## [Input for this task]
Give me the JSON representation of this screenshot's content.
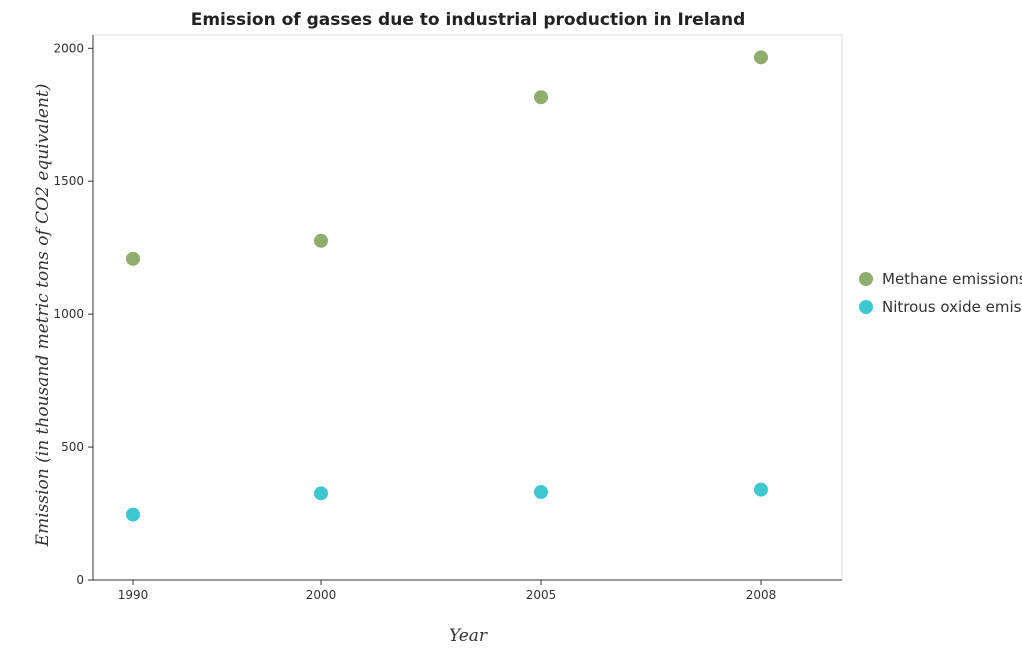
{
  "chart_data": {
    "type": "scatter",
    "title": "Emission of gasses due to industrial production in Ireland",
    "xlabel": "Year",
    "ylabel": "Emission (in thousand metric tons of CO2 equivalent)",
    "categories": [
      "1990",
      "2000",
      "2005",
      "2008"
    ],
    "ylim": [
      0,
      2050
    ],
    "yticks": [
      0,
      500,
      1000,
      1500,
      2000
    ],
    "ytick_labels": [
      "0",
      "500",
      "1000",
      "1500",
      "2000"
    ],
    "grid": false,
    "legend_position": "right",
    "series": [
      {
        "name": "Methane emissions",
        "color": "#8fae6b",
        "values": [
          1208,
          1276,
          1816,
          1966
        ]
      },
      {
        "name": "Nitrous oxide emissions",
        "color": "#3dc8d0",
        "values": [
          246,
          326,
          331,
          340
        ]
      }
    ]
  }
}
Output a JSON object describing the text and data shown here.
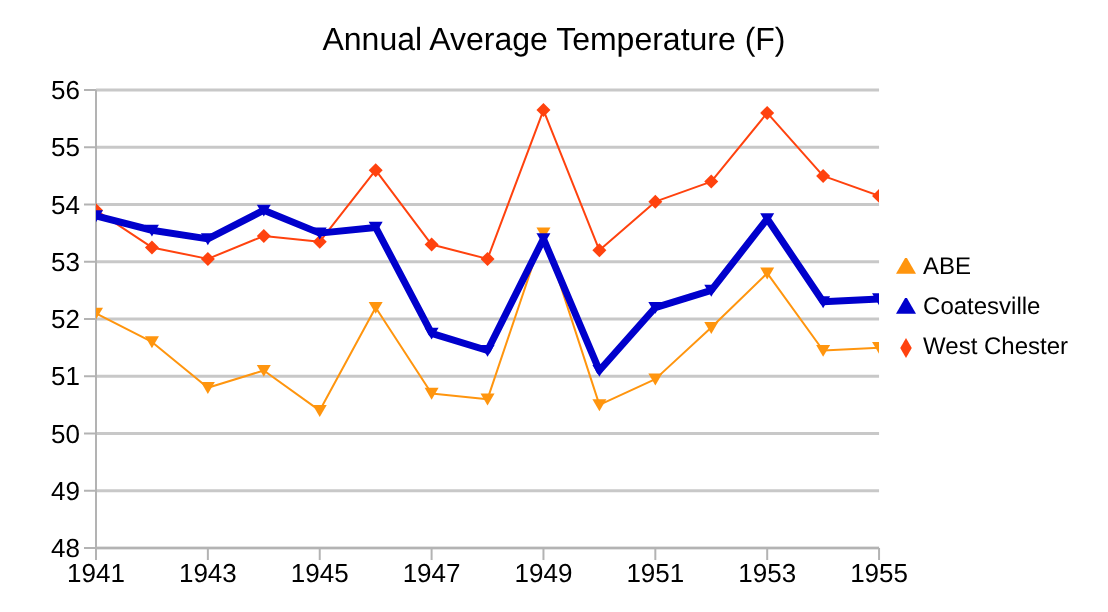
{
  "chart_data": {
    "type": "line",
    "title": "Annual Average Temperature (F)",
    "x": [
      1941,
      1942,
      1943,
      1944,
      1945,
      1946,
      1947,
      1948,
      1949,
      1950,
      1951,
      1952,
      1953,
      1954,
      1955
    ],
    "series": [
      {
        "name": "West Chester",
        "color": "#ff420e",
        "marker": "diamond",
        "values": [
          53.9,
          53.25,
          53.05,
          53.45,
          53.35,
          54.6,
          53.3,
          53.05,
          55.65,
          53.2,
          54.05,
          54.4,
          55.6,
          54.5,
          54.15
        ]
      },
      {
        "name": "ABE",
        "color": "#ff950e",
        "marker": "triangle",
        "values": [
          52.1,
          51.6,
          50.8,
          51.1,
          50.4,
          52.2,
          50.7,
          50.6,
          53.5,
          50.5,
          50.95,
          51.85,
          52.8,
          51.45,
          51.5
        ]
      },
      {
        "name": "Coatesville",
        "color": "#0000cc",
        "marker": "triangle",
        "values": [
          53.8,
          53.55,
          53.4,
          53.9,
          53.5,
          53.6,
          51.75,
          51.45,
          53.4,
          51.1,
          52.2,
          52.5,
          53.75,
          52.3,
          52.35
        ]
      }
    ],
    "xlim": [
      1941,
      1955
    ],
    "xticks": [
      1941,
      1943,
      1945,
      1947,
      1949,
      1951,
      1953,
      1955
    ],
    "ylim": [
      48,
      56
    ],
    "yticks": [
      48,
      49,
      50,
      51,
      52,
      53,
      54,
      55,
      56
    ],
    "grid": "y",
    "legend": "right"
  }
}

## [What the task requires]
The data above should be repeated exactly, minus any pictures.

## [Answer for this exercise]
Give me the JSON representation of this screenshot's content.
{
  "chart_data": {
    "type": "scatter",
    "title": "Emission of gasses due to industrial production in Ireland",
    "xlabel": "Year",
    "ylabel": "Emission (in thousand metric tons of CO2 equivalent)",
    "categories": [
      "1990",
      "2000",
      "2005",
      "2008"
    ],
    "ylim": [
      0,
      2050
    ],
    "yticks": [
      0,
      500,
      1000,
      1500,
      2000
    ],
    "ytick_labels": [
      "0",
      "500",
      "1000",
      "1500",
      "2000"
    ],
    "grid": false,
    "legend_position": "right",
    "series": [
      {
        "name": "Methane emissions",
        "color": "#8fae6b",
        "values": [
          1208,
          1276,
          1816,
          1966
        ]
      },
      {
        "name": "Nitrous oxide emissions",
        "color": "#3dc8d0",
        "values": [
          246,
          326,
          331,
          340
        ]
      }
    ]
  }
}
Output a JSON object describing the text and data shown here.
{
  "chart_data": {
    "type": "line",
    "title": "Annual Average Temperature (F)",
    "x": [
      1941,
      1942,
      1943,
      1944,
      1945,
      1946,
      1947,
      1948,
      1949,
      1950,
      1951,
      1952,
      1953,
      1954,
      1955
    ],
    "series": [
      {
        "name": "West Chester",
        "color": "#ff420e",
        "marker": "diamond",
        "values": [
          53.9,
          53.25,
          53.05,
          53.45,
          53.35,
          54.6,
          53.3,
          53.05,
          55.65,
          53.2,
          54.05,
          54.4,
          55.6,
          54.5,
          54.15
        ]
      },
      {
        "name": "ABE",
        "color": "#ff950e",
        "marker": "triangle",
        "values": [
          52.1,
          51.6,
          50.8,
          51.1,
          50.4,
          52.2,
          50.7,
          50.6,
          53.5,
          50.5,
          50.95,
          51.85,
          52.8,
          51.45,
          51.5
        ]
      },
      {
        "name": "Coatesville",
        "color": "#0000cc",
        "marker": "triangle",
        "values": [
          53.8,
          53.55,
          53.4,
          53.9,
          53.5,
          53.6,
          51.75,
          51.45,
          53.4,
          51.1,
          52.2,
          52.5,
          53.75,
          52.3,
          52.35
        ]
      }
    ],
    "xlim": [
      1941,
      1955
    ],
    "xticks": [
      1941,
      1943,
      1945,
      1947,
      1949,
      1951,
      1953,
      1955
    ],
    "ylim": [
      48,
      56
    ],
    "yticks": [
      48,
      49,
      50,
      51,
      52,
      53,
      54,
      55,
      56
    ],
    "grid": "y",
    "legend": "right"
  }
}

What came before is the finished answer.